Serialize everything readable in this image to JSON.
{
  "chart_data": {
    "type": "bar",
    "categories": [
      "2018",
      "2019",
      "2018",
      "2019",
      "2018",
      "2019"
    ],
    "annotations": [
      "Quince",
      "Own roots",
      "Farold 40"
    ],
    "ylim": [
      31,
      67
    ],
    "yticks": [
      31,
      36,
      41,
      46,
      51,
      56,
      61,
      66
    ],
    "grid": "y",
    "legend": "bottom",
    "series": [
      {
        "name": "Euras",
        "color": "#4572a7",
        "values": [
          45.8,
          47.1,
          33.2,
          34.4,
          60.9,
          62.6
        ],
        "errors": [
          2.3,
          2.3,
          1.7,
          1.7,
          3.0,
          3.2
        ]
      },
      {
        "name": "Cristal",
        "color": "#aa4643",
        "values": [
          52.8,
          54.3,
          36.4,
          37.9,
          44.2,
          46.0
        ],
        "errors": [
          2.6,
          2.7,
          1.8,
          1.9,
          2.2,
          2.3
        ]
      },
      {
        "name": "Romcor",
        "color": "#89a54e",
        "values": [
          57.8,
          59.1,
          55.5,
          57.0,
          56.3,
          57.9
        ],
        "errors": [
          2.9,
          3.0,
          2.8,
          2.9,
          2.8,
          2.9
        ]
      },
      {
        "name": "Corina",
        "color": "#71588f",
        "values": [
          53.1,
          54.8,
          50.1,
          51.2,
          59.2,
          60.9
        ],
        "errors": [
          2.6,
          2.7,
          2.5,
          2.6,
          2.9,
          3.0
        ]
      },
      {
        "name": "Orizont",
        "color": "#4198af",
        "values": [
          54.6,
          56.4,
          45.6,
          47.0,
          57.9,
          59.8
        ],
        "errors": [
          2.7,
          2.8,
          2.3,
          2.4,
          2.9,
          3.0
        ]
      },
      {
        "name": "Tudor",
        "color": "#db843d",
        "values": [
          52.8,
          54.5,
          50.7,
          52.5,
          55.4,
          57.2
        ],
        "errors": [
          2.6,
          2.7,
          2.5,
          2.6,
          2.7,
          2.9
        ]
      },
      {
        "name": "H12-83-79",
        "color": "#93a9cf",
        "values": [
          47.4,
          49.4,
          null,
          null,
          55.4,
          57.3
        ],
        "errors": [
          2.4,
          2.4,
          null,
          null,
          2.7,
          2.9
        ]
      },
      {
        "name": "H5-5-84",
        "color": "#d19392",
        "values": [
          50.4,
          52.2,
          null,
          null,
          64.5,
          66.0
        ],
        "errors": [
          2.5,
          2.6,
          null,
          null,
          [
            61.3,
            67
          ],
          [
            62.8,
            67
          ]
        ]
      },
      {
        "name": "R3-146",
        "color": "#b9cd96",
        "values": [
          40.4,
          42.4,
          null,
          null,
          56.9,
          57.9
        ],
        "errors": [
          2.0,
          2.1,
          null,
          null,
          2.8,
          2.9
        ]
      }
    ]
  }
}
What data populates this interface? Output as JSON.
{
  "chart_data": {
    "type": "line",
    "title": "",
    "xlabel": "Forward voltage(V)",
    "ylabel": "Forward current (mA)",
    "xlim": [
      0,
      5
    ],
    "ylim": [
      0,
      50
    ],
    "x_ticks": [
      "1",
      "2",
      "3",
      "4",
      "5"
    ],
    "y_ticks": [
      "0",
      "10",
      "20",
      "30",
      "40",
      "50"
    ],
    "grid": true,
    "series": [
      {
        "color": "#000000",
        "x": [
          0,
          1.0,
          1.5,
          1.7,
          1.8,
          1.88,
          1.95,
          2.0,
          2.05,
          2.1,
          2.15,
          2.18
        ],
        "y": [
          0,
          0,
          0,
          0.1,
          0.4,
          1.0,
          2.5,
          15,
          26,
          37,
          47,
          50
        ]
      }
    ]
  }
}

▶ _To do_
What needs duplicating is the run of lines from the one containing "What data populates" through the last line of the entries above, exact and complete.

▶ _Exercise output_
What data populates this interface? Output as JSON.
{
  "chart_data": {
    "type": "line",
    "title": "",
    "xlabel": "Forward voltage(V)",
    "ylabel": "Forward current (mA)",
    "xlim": [
      0,
      5
    ],
    "ylim": [
      0,
      50
    ],
    "x_ticks": [
      "1",
      "2",
      "3",
      "4",
      "5"
    ],
    "y_ticks": [
      "0",
      "10",
      "20",
      "30",
      "40",
      "50"
    ],
    "grid": true,
    "series": [
      {
        "color": "#000000",
        "x": [
          0,
          1.0,
          1.5,
          1.7,
          1.8,
          1.88,
          1.95,
          2.0,
          2.05,
          2.1,
          2.15,
          2.18
        ],
        "y": [
          0,
          0,
          0,
          0.1,
          0.4,
          1.0,
          2.5,
          15,
          26,
          37,
          47,
          50
        ]
      }
    ]
  }
}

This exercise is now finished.